◆ Stored rows ◆
§

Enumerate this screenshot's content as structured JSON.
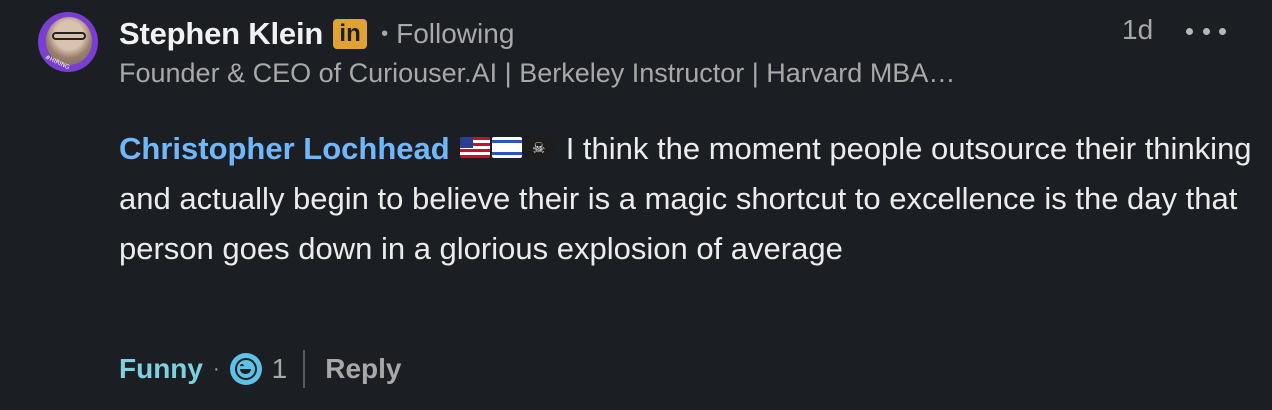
{
  "author": {
    "name": "Stephen Klein",
    "badge": "in",
    "separator": "•",
    "following": "Following",
    "headline": "Founder & CEO of Curiouser.AI | Berkeley Instructor | Harvard MBA…",
    "avatar_ring_text": "#HIRING"
  },
  "meta": {
    "timestamp": "1d",
    "more_icon": "ellipsis-icon"
  },
  "comment": {
    "mention": "Christopher Lochhead",
    "flags": [
      "us-flag",
      "israel-flag",
      "pirate-flag"
    ],
    "text": "I think the moment people outsource their thinking and actually begin to believe their is a magic shortcut to excellence is the day that person goes down in a glorious explosion of average"
  },
  "actions": {
    "reaction_label": "Funny",
    "separator": "·",
    "reaction_icon": "laugh-icon",
    "reaction_count": "1",
    "reply_label": "Reply"
  },
  "colors": {
    "background": "#1b1f23",
    "mention": "#71b7fb",
    "reaction": "#7fd1e0",
    "linkedin_badge": "#e0a233",
    "muted": "#a8a8a8"
  }
}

§

◆ Short problem ◆
Check every line of the material for the string "icon" and give the number of lines that have it, without anything else.

◆ Exercise result ◆
2